§ **原文**
第2の発火は「名」や「集団」の界面において起こります。

先日ジェンダーギャップの話を書いたところ、「マジョリティの側からよくぞ言ってくれた」という反応を想像以上にたくさんいただきました。

期せずしてそういう感謝の声をいただいてとてもありがたかったのですが、本音を言うと、僕はそういう声の中の「マジョリティ」という言葉にちょっと驚きました。たしかに僕は「男性」なのでジェンダーギャップの話をしているときには「マジョリティ」なんだけれども、自分としては「マジョリティ」という意識がなかったからです。

むしろ男性の中で女性のことばかりいう人がレアなのでこれだけ反響をいただいたわけで、どちらかというとマジョリティである男性側にも女性側にも帰属ない「超マイノリティ」なんじゃないか、という感覚をもつことがあります。

これはアートとビジネスを混ぜるような活動をしていても感じることで、なんというか、どちらの陣営からも「異物」として扱われる感があるんですね。それどころか割とはっきり「正統派」の方から拒絶の反応を示される時もあるのですが、どちらからも石が飛んできたりして、ちょっとつらいときもあります(笑)

そういう時は、なんとなく「マージナル・マン」という概念を思い出します。

周辺人,境界人ともいう。人間生態学の創始者 R.E.パークの造語で,異文化への移行や人種的混血によって相異なる文化にはさまれ,そのどちらにも完全に同化できず,いつも「まなざし」の意識をもちながら破滅的な不適応に陥っていく人間の類型。
周辺人,境界人と訳される。二つ以上の異質な社会や集団に同時に属し,両方の影響を受けながらも,そのどちらにも完全には帰属していない人間のこと。不安定で動揺しやすい行動様式を示す。その一方で,一定の社会への単純な融合ができないことから,相対的に〈啓蒙された〉存在でありえ,創造性を内包する可能性をもつ。

「破滅的な不適応」や「不安定で動揺しやすい」危うさはありますが、「創造性を内包する可能性」ももつ。

§ **出題**
上の「マージナル・マン」をめぐる文章を、最後の一文の後から書き継いでください。

§ **収集データ**
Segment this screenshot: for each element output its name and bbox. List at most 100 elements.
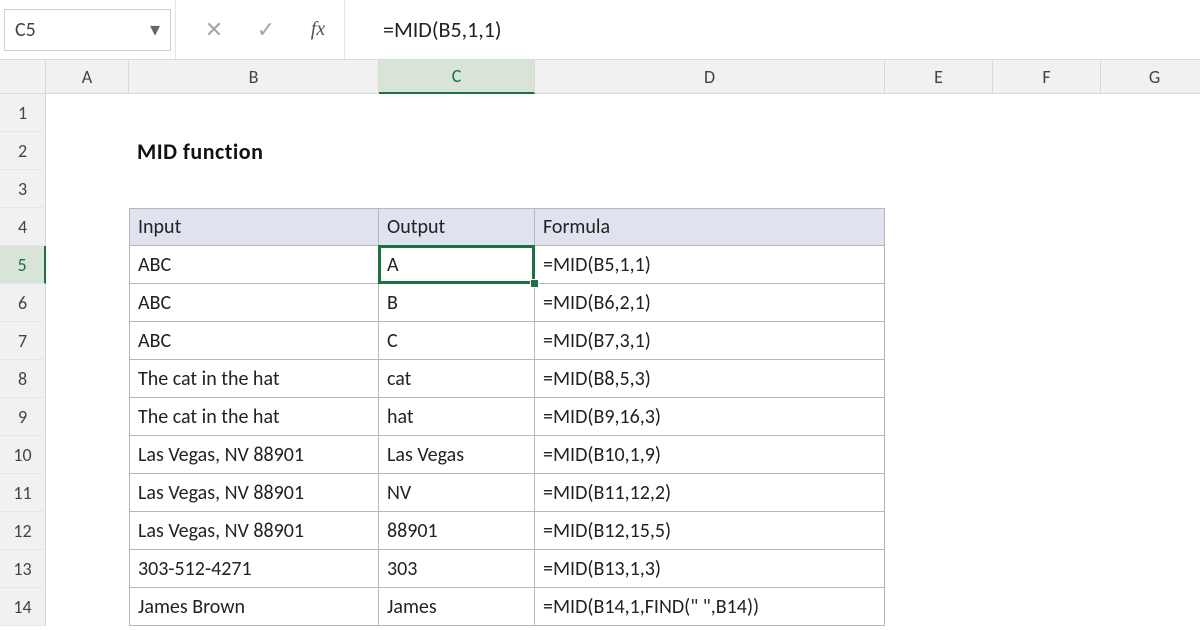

§ **演習結果**
「名や集団への帰属」はある種の安心・安定をもたらしますが、一方で「自分」ではない「らしさ」(「男らしさ」「子供らしさ」「日本人らしさ」etc...)に囚われてしまうことがあります。それは「自分」ではなく、僕の用語でいうと「他分(=他人の分節)」なのです。

逆に言えば「自分」が「発火」する時は、「どこにも属せない」あり方をしている時なことが多いように思います。

「他分」には回収できないようないびつな形の「自分」をそのままに出すとどうしても枠組みをはみ出してしまいます。枠組みを逸脱するマージナルな活動している時、「自分」が「発火」している、という感覚があります。

「自分」は古い角質との界面において発火する

三つ目のパターンは、「過去の自分」との界面において発火するものです。

「死んだ比喩」という言葉があります。比喩というのはなんらか異質な言葉の組み合わせを含みますが、その異質さがなくなり日常化した言葉のことです。

たとえば「彼はデート中一度も海に入らなかった。カナヅチなのだ」という文があると、普通の日本語話者はそれを「泳げない」ということだと理解し、あまり疑問は感じません。しかしもちろん彼は「カナヅチ」そのものではありません。

お隣韓国では「彼はビール瓶なのだ」というそうです。われわれ日本人はその言い方に慣れていないので、こちらの言い方には少し詩的な趣を感じるかもしれません。あるいは「浮かばず沈んでしまう」ということを表すのにまったく新しい言い方をして「彼は悲しみの沼に捕らわれたアルタクスなのだ」と言ったら、詩的な表現だと感じるでしょうか。しかし、初めて聞いたときには生き生きとして新鮮だったメタファーもいずれは「死ぬ」んですね。

「それが定石だ」という時、僕らはそれをもはや比喩だとすら思いません。「発火」していない。以前は発火した自分も、それが慣例的になり惰性化すると「発火」しなくなってしまうのです。

それはまるで肌の古い角質のようなものです。死んだ細胞は「自分」らしい瑞々しさをもはや失い、「他分」化しています。健康で生き生きとした肌のためにはターンオーバーが必要なのです。

以前自ら決めたことでも、もはや惰性化していることがあります。このような過去の角質に気づき、「古い自分」を剥ぐときに新たな「発火」が起きるのです。

「自分」を巡る冒険

「他者との界面」「マージナルな界面」そして「古い自分との界面」において発火する。

逆に言えば「自分」とは、他者との関わりなくして発火せず、マジョリティに安住するとき発火せず、変化なくして発火しない。

「自分」というと真ん中にあらかじめ確固として存在するように思われますが、僕にはそうではなく、「自分」とはむしろ「界面」に存するような気がするのです。そういう界面に「ぱちっ」と散る火花、それこそが「自分」なのではないか。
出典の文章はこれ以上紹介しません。